■ **Your task**
Select, from the data, each line where "JSON" occurs.

■ **Information provided**
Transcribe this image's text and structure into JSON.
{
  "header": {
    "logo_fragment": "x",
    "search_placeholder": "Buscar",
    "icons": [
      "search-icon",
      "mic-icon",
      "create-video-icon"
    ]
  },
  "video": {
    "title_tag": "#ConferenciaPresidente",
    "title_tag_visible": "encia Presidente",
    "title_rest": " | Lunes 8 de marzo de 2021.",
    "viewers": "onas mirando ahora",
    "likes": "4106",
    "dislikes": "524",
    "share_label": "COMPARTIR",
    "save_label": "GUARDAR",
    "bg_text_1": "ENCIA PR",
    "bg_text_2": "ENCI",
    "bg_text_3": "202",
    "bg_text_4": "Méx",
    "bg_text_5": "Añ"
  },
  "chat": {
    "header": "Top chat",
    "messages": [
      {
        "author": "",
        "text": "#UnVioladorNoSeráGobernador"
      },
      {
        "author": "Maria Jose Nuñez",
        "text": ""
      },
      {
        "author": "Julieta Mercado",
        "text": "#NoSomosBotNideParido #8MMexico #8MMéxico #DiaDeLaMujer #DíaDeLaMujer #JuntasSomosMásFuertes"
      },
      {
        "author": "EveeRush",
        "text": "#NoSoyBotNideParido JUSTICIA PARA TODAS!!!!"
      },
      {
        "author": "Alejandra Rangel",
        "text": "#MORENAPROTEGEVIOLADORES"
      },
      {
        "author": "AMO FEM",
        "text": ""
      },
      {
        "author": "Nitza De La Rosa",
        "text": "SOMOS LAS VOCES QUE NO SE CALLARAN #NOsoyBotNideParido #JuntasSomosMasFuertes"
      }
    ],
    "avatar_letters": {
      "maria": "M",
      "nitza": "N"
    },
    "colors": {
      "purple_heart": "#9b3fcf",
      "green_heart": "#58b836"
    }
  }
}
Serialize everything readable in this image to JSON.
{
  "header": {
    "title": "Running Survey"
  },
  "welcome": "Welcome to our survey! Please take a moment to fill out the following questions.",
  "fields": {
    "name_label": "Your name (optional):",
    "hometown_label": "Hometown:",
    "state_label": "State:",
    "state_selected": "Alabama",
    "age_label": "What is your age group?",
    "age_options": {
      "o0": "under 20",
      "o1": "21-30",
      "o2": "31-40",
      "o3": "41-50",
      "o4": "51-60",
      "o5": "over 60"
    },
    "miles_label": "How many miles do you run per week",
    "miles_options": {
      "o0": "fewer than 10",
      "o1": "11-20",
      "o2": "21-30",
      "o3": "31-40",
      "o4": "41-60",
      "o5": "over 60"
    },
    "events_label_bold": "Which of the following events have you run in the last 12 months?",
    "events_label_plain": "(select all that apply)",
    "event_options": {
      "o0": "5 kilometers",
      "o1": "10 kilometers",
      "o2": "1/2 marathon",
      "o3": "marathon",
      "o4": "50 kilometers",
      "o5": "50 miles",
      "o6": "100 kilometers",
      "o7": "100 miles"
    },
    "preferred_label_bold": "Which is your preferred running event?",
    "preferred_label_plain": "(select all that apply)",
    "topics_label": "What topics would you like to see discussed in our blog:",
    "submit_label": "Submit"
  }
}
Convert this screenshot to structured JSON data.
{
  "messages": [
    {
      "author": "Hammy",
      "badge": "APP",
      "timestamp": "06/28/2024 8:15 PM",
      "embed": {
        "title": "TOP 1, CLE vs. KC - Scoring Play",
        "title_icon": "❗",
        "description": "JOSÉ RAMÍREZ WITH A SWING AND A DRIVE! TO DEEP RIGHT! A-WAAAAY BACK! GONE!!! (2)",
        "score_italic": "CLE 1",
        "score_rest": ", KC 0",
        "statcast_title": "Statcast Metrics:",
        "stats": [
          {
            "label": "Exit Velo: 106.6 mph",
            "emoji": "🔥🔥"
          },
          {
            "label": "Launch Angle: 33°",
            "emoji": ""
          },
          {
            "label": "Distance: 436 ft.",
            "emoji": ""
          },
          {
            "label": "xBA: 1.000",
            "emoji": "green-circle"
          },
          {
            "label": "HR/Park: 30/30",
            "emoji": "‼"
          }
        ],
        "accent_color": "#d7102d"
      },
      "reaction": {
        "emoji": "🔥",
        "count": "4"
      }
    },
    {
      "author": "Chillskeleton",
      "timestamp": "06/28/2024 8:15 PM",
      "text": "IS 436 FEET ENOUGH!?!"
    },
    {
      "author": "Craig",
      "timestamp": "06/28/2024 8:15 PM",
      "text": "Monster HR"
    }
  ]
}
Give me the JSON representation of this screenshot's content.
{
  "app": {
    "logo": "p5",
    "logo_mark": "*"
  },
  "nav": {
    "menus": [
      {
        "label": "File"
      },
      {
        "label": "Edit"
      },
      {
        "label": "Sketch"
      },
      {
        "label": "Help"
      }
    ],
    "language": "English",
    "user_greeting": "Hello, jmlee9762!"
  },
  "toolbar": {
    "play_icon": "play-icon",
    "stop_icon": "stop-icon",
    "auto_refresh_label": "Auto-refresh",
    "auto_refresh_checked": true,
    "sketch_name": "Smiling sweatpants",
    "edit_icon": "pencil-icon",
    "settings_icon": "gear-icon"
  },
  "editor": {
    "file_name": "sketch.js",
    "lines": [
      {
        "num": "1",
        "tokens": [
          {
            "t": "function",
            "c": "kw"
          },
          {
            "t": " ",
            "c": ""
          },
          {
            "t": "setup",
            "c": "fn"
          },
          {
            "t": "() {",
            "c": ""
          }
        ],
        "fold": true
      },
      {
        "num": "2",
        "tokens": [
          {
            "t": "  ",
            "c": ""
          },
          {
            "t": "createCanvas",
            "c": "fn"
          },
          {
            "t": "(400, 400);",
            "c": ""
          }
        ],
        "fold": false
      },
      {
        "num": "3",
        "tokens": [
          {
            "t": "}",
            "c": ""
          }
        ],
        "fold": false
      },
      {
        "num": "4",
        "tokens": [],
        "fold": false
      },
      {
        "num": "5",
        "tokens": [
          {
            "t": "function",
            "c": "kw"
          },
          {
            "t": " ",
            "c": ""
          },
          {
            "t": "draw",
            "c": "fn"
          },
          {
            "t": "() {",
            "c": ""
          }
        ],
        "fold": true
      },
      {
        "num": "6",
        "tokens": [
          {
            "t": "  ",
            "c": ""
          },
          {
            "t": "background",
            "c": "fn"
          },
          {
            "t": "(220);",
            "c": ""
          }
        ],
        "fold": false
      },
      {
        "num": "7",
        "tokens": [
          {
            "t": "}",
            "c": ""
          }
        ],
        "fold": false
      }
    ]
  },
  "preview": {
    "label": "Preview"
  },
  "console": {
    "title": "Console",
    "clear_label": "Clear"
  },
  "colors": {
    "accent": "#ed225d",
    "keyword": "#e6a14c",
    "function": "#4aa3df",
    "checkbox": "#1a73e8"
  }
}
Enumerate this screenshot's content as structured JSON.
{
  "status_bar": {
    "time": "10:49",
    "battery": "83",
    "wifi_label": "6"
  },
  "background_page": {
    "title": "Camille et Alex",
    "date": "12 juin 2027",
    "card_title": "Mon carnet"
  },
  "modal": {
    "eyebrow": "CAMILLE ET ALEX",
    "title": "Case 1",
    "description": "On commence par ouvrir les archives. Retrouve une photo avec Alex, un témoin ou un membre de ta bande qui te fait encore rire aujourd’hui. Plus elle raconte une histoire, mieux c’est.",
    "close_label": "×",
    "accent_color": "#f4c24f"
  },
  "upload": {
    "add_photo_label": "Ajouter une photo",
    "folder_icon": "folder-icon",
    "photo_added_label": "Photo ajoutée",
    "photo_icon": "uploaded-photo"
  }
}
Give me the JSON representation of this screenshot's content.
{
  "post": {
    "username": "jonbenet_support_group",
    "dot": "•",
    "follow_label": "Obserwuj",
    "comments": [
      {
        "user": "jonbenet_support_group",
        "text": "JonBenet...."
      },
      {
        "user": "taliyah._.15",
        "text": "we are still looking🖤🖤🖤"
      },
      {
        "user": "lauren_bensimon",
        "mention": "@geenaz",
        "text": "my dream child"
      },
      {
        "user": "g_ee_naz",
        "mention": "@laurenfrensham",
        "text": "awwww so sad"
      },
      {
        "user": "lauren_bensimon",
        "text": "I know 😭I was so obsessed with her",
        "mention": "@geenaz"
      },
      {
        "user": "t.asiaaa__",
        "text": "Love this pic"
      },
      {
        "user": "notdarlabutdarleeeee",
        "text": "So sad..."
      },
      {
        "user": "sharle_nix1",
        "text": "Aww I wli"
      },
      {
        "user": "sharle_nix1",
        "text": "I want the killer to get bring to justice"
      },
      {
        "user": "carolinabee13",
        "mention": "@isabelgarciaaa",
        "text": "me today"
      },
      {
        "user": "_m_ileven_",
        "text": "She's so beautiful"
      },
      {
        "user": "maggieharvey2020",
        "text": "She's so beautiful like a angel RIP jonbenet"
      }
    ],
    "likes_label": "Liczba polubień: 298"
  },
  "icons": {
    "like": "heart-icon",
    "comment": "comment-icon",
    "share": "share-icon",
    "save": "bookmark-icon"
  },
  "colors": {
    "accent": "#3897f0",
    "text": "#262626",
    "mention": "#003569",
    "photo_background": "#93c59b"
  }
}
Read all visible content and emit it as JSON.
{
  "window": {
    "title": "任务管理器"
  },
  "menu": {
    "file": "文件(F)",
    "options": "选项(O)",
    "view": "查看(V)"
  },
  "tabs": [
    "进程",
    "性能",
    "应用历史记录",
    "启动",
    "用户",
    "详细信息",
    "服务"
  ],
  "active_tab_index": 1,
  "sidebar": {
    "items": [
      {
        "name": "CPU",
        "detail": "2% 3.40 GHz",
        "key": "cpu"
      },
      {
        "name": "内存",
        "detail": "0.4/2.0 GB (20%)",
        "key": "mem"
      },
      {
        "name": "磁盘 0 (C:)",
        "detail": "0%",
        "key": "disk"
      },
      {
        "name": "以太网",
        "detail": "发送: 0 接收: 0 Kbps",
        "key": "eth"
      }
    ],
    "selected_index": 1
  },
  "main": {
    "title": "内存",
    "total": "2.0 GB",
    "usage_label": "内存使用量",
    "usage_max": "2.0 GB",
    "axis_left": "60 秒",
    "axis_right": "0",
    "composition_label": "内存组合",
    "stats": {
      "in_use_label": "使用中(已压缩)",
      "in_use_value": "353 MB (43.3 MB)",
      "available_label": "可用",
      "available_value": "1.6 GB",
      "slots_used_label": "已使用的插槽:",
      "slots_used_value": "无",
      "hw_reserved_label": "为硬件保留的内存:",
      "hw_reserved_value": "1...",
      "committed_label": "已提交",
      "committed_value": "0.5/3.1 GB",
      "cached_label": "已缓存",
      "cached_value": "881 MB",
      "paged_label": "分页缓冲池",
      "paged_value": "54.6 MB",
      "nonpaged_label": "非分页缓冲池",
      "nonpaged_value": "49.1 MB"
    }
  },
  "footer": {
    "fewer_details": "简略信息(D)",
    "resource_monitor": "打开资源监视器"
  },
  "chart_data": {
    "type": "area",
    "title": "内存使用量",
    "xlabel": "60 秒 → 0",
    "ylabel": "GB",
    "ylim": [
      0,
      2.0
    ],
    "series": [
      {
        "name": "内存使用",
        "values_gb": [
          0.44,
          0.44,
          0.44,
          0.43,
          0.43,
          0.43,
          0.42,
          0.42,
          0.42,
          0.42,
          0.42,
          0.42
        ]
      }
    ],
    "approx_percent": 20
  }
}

■ **Correct answer**
Transcribe this image's text and structure into JSON.
Serialize everything readable in this image to JSON.
Convert this screenshot to structured JSON data.
Give me the JSON representation of this screenshot's content.
Enumerate this screenshot's content as structured JSON.
Give me the JSON representation of this screenshot's content.
Read all visible content and emit it as JSON.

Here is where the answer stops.